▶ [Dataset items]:
····················

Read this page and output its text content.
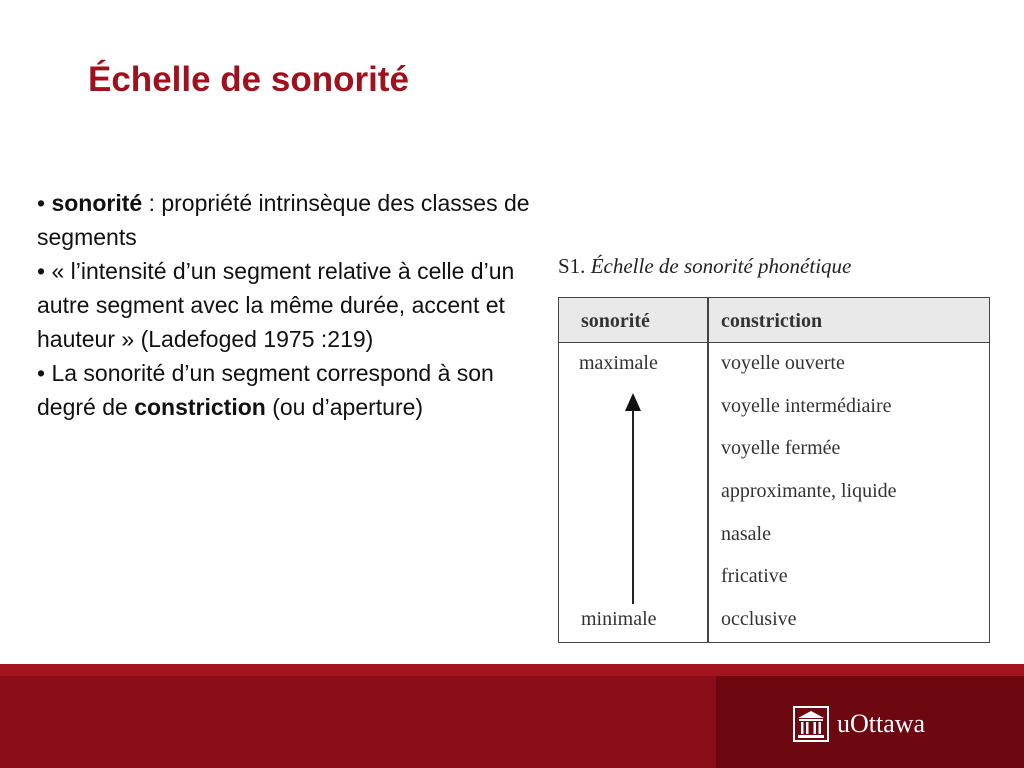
Échelle de sonorité

• sonorité : propriété intrinsèque des classes de segments

• « l’intensité d’un segment relative à celle d’un autre segment avec la même durée, accent et hauteur » (Ladefoged 1975 :219)

• La sonorité d’un segment correspond à son degré de constriction (ou d’aperture)

S1. Échelle de sonorité phonétique
sonorité	constriction
maximale
minimale
voyelle ouverte
voyelle intermédiaire
voyelle fermée
approximante, liquide
nasale
fricative
occlusive
uOttawa
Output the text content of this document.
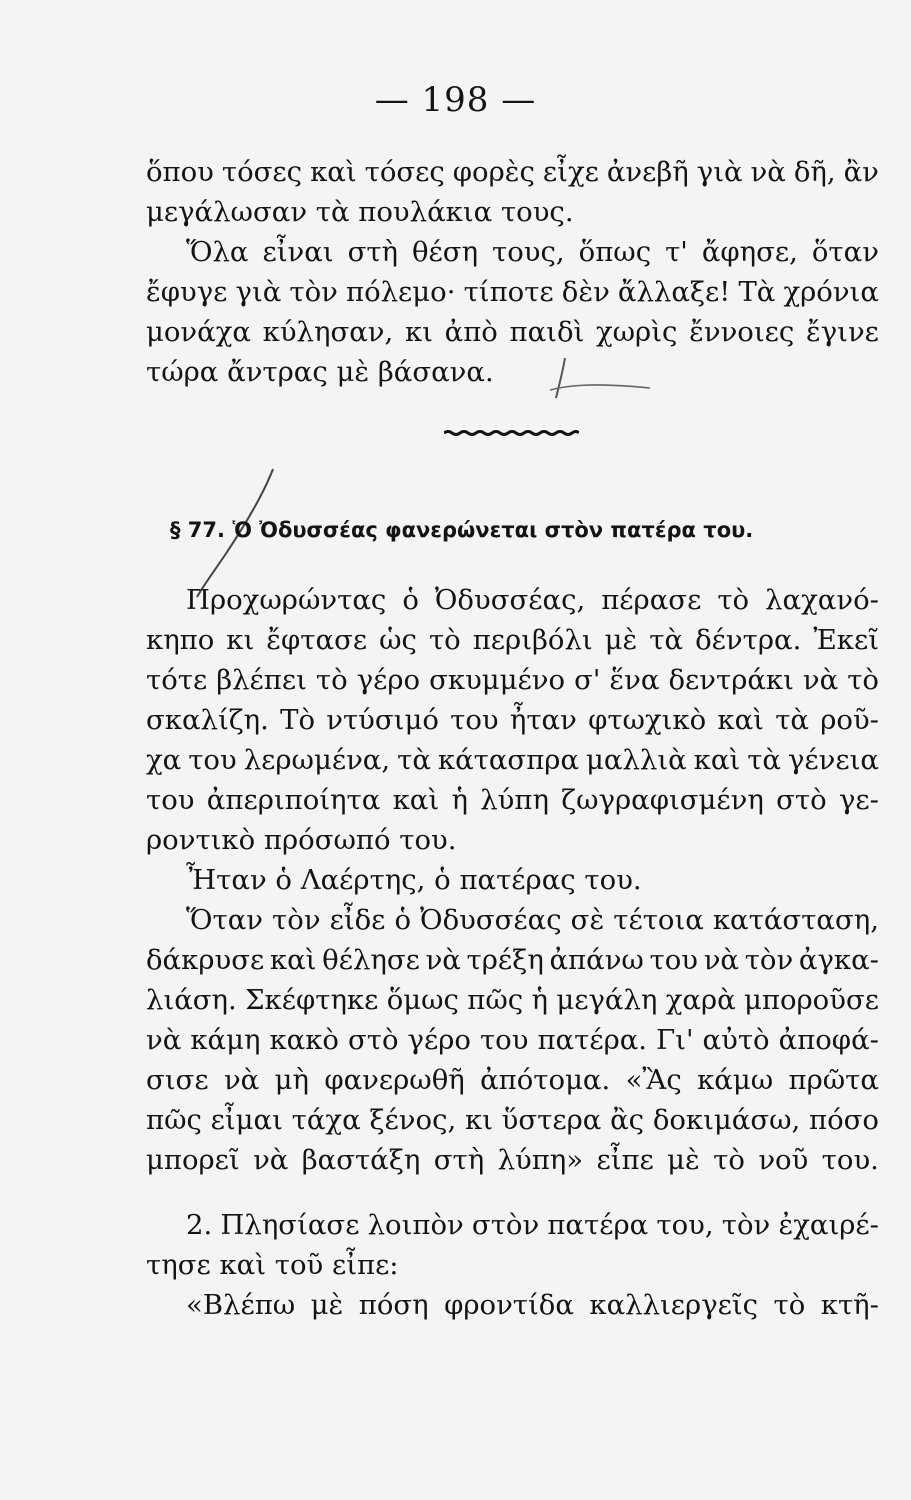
— 198 —
ὅπου τόσες καὶ τόσες φορὲς εἶχε ἀνεβῆ γιὰ νὰ δῆ, ἂν
μεγάλωσαν τὰ πουλάκια τους.
Ὅλα εἶναι στὴ θέση τους, ὅπως τ' ἄφησε, ὅταν
ἔφυγε γιὰ τὸν πόλεμο· τίποτε δὲν ἄλλαξε! Τὰ χρόνια
μονάχα κύλησαν, κι ἀπὸ παιδὶ χωρὶς ἔννοιες ἔγινε
τώρα ἄντρας μὲ βάσανα.
Προχωρώντας ὁ Ὀδυσσέας, πέρασε τὸ λαχανό-
κηπο κι ἔφτασε ὡς τὸ περιβόλι μὲ τὰ δέντρα. Ἐκεῖ
τότε βλέπει τὸ γέρο σκυμμένο σ' ἕνα δεντράκι νὰ τὸ
σκαλίζη. Τὸ ντύσιμό του ἦταν φτωχικὸ καὶ τὰ ροῦ-
χα του λερωμένα, τὰ κάτασπρα μαλλιὰ καὶ τὰ γένεια
του ἀπεριποίητα καὶ ἡ λύπη ζωγραφισμένη στὸ γε-
ροντικὸ πρόσωπό του.
Ἦταν ὁ Λαέρτης, ὁ πατέρας του.
Ὅταν τὸν εἶδε ὁ Ὀδυσσέας σὲ τέτοια κατάσταση,
δάκρυσε καὶ θέλησε νὰ τρέξη ἀπάνω του νὰ τὸν ἀγκα-
λιάση. Σκέφτηκε ὅμως πῶς ἡ μεγάλη χαρὰ μποροῦσε
νὰ κάμη κακὸ στὸ γέρο του πατέρα. Γι' αὐτὸ ἀποφά-
σισε νὰ μὴ φανερωθῆ ἀπότομα. «Ἂς κάμω πρῶτα
πῶς εἶμαι τάχα ξένος, κι ὕστερα ἂς δοκιμάσω, πόσο
μπορεῖ νὰ βαστάξη στὴ λύπη» εἶπε μὲ τὸ νοῦ του.
2. Πλησίασε λοιπὸν στὸν πατέρα του, τὸν ἐχαιρέ-
τησε καὶ τοῦ εἶπε:
«Βλέπω μὲ πόση φροντίδα καλλιεργεῖς τὸ κτῆ-
§ 77. Ὁ Ὀδυσσέας φανερώνεται στὸν πατέρα του.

····················

Set every line down exactly as written, leaving each picture out.

Read this page and output its text content.
Échelle de sonorité

• sonorité : propriété intrinsèque des classes de segments

• « l’intensité d’un segment relative à celle d’un autre segment avec la même durée, accent et hauteur » (Ladefoged 1975 :219)

• La sonorité d’un segment correspond à son degré de constriction (ou d’aperture)

S1. Échelle de sonorité phonétique
sonorité	constriction
maximale
minimale
voyelle ouverte
voyelle intermédiaire
voyelle fermée
approximante, liquide
nasale
fricative
occlusive
uOttawa
Output the text content of this document.
— 198 —
ὅπου τόσες καὶ τόσες φορὲς εἶχε ἀνεβῆ γιὰ νὰ δῆ, ἂν
μεγάλωσαν τὰ πουλάκια τους.
Ὅλα εἶναι στὴ θέση τους, ὅπως τ' ἄφησε, ὅταν
ἔφυγε γιὰ τὸν πόλεμο· τίποτε δὲν ἄλλαξε! Τὰ χρόνια
μονάχα κύλησαν, κι ἀπὸ παιδὶ χωρὶς ἔννοιες ἔγινε
τώρα ἄντρας μὲ βάσανα.
Προχωρώντας ὁ Ὀδυσσέας, πέρασε τὸ λαχανό-
κηπο κι ἔφτασε ὡς τὸ περιβόλι μὲ τὰ δέντρα. Ἐκεῖ
τότε βλέπει τὸ γέρο σκυμμένο σ' ἕνα δεντράκι νὰ τὸ
σκαλίζη. Τὸ ντύσιμό του ἦταν φτωχικὸ καὶ τὰ ροῦ-
χα του λερωμένα, τὰ κάτασπρα μαλλιὰ καὶ τὰ γένεια
του ἀπεριποίητα καὶ ἡ λύπη ζωγραφισμένη στὸ γε-
ροντικὸ πρόσωπό του.
Ἦταν ὁ Λαέρτης, ὁ πατέρας του.
Ὅταν τὸν εἶδε ὁ Ὀδυσσέας σὲ τέτοια κατάσταση,
δάκρυσε καὶ θέλησε νὰ τρέξη ἀπάνω του νὰ τὸν ἀγκα-
λιάση. Σκέφτηκε ὅμως πῶς ἡ μεγάλη χαρὰ μποροῦσε
νὰ κάμη κακὸ στὸ γέρο του πατέρα. Γι' αὐτὸ ἀποφά-
σισε νὰ μὴ φανερωθῆ ἀπότομα. «Ἂς κάμω πρῶτα
πῶς εἶμαι τάχα ξένος, κι ὕστερα ἂς δοκιμάσω, πόσο
μπορεῖ νὰ βαστάξη στὴ λύπη» εἶπε μὲ τὸ νοῦ του.
2. Πλησίασε λοιπὸν στὸν πατέρα του, τὸν ἐχαιρέ-
τησε καὶ τοῦ εἶπε:
«Βλέπω μὲ πόση φροντίδα καλλιεργεῖς τὸ κτῆ-
§ 77. Ὁ Ὀδυσσέας φανερώνεται στὸν πατέρα του.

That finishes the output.